Dataset records

- - -

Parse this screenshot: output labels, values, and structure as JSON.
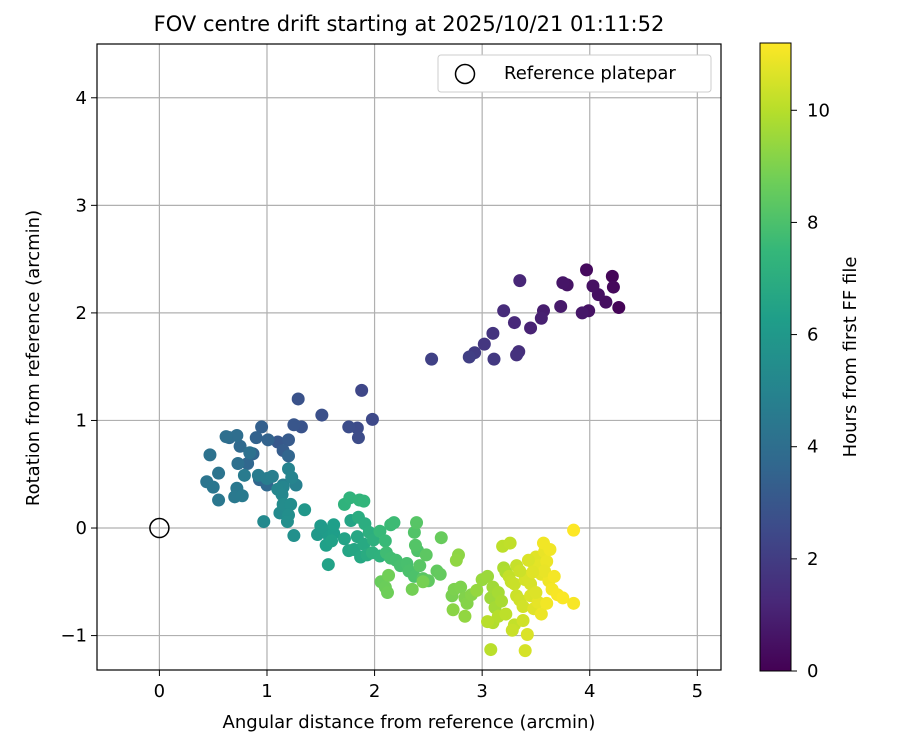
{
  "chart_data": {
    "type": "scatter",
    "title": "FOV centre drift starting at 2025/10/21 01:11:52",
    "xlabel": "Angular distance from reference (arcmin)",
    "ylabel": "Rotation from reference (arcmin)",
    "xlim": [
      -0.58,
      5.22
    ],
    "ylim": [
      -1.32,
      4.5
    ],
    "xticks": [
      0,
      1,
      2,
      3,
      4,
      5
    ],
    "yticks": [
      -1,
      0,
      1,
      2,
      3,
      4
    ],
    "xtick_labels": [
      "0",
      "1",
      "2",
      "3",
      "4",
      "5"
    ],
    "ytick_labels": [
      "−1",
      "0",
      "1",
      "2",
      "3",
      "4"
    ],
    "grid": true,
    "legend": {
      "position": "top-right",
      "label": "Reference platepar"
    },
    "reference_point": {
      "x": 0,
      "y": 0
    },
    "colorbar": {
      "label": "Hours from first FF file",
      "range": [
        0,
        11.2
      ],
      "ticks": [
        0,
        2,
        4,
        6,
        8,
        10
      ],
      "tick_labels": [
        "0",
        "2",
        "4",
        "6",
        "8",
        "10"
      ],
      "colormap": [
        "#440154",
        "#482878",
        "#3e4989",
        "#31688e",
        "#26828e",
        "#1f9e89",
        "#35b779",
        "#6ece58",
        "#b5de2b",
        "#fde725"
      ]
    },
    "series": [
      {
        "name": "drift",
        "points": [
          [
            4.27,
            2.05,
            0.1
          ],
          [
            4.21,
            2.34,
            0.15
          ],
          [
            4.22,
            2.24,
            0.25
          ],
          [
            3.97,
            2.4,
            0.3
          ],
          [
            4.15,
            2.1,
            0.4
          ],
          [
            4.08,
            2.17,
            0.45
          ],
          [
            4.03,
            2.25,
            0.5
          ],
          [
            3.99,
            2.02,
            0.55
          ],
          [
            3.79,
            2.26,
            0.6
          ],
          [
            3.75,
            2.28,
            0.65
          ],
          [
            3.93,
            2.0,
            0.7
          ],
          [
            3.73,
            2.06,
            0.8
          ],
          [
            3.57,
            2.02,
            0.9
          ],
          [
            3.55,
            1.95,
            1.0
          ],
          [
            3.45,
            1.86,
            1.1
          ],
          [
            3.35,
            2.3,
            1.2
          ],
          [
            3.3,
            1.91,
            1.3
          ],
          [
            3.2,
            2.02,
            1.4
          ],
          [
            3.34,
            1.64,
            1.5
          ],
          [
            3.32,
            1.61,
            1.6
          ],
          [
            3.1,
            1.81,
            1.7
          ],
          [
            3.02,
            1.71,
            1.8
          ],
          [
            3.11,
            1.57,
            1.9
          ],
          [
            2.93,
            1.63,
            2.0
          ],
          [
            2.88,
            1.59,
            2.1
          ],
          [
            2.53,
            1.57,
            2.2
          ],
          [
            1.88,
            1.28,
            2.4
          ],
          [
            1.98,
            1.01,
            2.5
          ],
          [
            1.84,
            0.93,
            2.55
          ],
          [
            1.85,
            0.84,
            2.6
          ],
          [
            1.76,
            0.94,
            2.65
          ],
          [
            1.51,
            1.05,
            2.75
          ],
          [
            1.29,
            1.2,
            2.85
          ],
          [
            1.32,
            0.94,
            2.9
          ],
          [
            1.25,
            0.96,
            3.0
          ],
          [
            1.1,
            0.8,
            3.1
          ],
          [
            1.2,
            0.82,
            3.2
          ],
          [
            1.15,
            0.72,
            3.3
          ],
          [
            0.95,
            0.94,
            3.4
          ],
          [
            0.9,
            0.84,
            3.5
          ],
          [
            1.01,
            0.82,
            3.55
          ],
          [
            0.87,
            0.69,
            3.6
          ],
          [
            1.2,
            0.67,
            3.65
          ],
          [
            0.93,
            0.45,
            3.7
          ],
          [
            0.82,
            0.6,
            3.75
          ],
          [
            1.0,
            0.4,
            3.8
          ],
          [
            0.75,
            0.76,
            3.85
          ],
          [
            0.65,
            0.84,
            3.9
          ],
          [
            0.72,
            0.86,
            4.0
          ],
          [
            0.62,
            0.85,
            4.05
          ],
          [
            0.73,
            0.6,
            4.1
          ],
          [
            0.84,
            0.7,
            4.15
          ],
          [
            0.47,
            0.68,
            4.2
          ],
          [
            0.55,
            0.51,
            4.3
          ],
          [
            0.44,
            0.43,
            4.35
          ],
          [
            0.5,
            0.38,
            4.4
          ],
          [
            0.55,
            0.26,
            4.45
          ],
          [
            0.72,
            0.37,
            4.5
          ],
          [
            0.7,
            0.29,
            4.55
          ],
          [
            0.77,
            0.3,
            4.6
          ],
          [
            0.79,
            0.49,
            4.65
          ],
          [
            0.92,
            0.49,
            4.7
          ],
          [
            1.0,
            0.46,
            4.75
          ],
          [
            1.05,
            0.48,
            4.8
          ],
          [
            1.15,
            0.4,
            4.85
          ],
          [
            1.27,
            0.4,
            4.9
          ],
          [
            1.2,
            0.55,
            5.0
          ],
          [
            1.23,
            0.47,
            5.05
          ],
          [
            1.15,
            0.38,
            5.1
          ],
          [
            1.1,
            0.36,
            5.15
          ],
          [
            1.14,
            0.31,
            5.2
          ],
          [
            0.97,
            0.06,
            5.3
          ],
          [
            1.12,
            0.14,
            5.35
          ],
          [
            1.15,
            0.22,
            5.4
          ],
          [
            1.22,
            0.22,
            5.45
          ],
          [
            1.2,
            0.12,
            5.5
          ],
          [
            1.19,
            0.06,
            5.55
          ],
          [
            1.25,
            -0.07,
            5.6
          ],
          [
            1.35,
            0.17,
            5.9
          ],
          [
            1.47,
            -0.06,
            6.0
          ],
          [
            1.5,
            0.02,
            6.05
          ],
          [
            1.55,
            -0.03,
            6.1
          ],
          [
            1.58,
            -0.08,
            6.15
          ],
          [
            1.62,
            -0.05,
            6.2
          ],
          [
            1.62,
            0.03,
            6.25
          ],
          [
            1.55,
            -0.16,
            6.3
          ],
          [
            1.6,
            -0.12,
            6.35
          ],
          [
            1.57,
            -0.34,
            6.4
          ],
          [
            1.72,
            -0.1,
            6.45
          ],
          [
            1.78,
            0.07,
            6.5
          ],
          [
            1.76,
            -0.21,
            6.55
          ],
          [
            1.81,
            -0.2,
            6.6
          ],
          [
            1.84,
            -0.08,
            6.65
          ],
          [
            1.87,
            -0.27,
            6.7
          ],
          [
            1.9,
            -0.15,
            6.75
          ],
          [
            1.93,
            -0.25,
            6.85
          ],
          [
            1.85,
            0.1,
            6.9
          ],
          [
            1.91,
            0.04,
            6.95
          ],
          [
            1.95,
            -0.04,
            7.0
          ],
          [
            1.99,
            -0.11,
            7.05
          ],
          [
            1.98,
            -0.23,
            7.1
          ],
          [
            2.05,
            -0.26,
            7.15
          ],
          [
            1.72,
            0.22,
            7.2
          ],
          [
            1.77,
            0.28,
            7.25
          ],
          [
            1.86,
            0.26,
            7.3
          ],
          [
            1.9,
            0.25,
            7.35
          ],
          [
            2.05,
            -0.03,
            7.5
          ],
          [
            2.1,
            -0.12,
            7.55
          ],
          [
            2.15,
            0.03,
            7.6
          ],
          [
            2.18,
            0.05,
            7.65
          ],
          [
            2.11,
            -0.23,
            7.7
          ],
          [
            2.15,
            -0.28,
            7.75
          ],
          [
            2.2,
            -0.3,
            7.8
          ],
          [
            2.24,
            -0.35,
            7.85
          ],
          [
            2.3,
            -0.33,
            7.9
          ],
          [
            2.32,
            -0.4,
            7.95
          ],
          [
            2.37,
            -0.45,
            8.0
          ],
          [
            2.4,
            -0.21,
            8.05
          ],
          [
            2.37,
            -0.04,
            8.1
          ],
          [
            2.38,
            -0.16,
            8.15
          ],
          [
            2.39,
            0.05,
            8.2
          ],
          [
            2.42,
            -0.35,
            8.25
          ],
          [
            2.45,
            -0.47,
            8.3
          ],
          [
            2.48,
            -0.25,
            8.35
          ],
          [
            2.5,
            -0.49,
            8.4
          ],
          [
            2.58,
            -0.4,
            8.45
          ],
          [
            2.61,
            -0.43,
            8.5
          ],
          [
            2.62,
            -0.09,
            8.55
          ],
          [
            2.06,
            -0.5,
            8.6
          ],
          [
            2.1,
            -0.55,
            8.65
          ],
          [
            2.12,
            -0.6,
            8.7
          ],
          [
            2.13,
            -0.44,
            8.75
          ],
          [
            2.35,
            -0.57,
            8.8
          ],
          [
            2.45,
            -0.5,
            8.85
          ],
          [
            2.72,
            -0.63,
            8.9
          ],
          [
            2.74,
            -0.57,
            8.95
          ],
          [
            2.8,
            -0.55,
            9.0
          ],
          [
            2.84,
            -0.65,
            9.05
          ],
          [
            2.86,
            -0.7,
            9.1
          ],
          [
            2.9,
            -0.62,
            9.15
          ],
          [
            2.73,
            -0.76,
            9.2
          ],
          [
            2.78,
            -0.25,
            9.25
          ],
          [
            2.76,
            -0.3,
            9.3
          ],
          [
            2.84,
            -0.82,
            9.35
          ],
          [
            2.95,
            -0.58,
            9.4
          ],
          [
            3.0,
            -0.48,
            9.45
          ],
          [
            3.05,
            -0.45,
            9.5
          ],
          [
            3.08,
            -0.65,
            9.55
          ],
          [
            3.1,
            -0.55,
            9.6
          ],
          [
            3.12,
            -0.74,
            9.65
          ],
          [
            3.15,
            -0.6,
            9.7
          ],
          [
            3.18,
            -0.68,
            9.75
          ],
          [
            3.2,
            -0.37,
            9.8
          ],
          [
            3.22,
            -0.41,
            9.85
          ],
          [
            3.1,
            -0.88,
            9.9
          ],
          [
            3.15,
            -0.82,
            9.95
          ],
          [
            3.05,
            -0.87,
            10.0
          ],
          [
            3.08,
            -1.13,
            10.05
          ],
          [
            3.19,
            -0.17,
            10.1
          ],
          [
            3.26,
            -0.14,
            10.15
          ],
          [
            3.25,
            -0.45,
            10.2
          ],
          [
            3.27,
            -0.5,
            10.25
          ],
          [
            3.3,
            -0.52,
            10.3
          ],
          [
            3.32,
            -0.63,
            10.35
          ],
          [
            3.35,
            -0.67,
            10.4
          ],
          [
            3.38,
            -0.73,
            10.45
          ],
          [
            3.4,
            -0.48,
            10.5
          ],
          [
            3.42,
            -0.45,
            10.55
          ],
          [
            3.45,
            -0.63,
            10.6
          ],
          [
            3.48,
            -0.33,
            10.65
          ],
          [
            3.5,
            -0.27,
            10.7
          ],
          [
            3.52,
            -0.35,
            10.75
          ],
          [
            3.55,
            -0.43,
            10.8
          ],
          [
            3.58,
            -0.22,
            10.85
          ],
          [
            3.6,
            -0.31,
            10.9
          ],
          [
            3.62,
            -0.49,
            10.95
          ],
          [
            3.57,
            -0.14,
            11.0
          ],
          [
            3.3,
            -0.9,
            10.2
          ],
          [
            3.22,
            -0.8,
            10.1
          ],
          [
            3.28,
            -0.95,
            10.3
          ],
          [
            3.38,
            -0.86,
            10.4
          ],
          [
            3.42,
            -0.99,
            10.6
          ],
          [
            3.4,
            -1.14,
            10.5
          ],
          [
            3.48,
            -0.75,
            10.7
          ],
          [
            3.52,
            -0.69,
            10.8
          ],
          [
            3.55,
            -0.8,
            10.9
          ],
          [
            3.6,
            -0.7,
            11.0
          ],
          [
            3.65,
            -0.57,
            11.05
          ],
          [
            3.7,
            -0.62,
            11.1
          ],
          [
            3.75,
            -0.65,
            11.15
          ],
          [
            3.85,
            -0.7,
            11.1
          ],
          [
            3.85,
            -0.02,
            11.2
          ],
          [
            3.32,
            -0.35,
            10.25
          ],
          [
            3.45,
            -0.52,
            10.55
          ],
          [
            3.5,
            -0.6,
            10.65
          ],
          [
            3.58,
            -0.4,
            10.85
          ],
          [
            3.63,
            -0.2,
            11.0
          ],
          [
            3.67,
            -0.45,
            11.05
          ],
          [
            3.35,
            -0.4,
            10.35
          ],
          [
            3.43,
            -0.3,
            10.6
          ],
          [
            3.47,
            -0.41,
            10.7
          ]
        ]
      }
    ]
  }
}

- - -

Task goal
Review the material and copy each line in which the word "from" appears.

Written reply
    "xlabel": "Angular distance from reference (arcmin)",
    "ylabel": "Rotation from reference (arcmin)",
      "label": "Hours from first FF file",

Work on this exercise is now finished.